*Teks Sumber*.
================

Berita terakhir yang sampai kepada saya semakin menegaskan kenyataan bahwa bukan hanya narasi sejarah Aceh yang terjebak dalam pengaruh teks kolonial, tapi juga sejarah Indonesia. Bahkan, sepertinya, narasi sejarah berbagai masyarakat di Asia Tenggara yang pernah hidup di bawah penjajahan, dan yang kebaikannya telah disalahartikan oleh imperialisme Barat, mengalami hal yang sama.

================

*Kutipan Data*.

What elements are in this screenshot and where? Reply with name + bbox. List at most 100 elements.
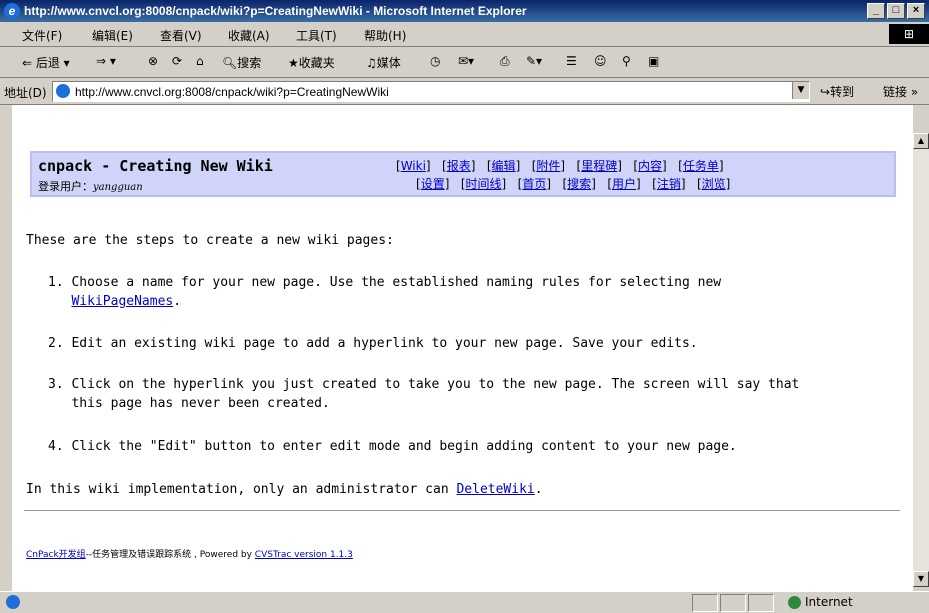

================

*Soal Latihan*. Salin kembali bagian teks sumber mulai dari kata-kata "Berita terakhir yang" hingga "hal yang sama.". Ganti "Aceh" dengan "Jawa".

*Jawaban Lengkap*.
Berita terakhir yang sampai kepada saya semakin menegaskan kenyataan bahwa bukan hanya narasi sejarah Jawa yang terjebak dalam pengaruh teks kolonial, tapi juga sejarah Indonesia. Bahkan, sepertinya, narasi sejarah berbagai masyarakat di Asia Tenggara yang pernah hidup di bawah penjajahan, dan yang kebaikannya telah disalahartikan oleh imperialisme Barat, mengalami hal yang sama.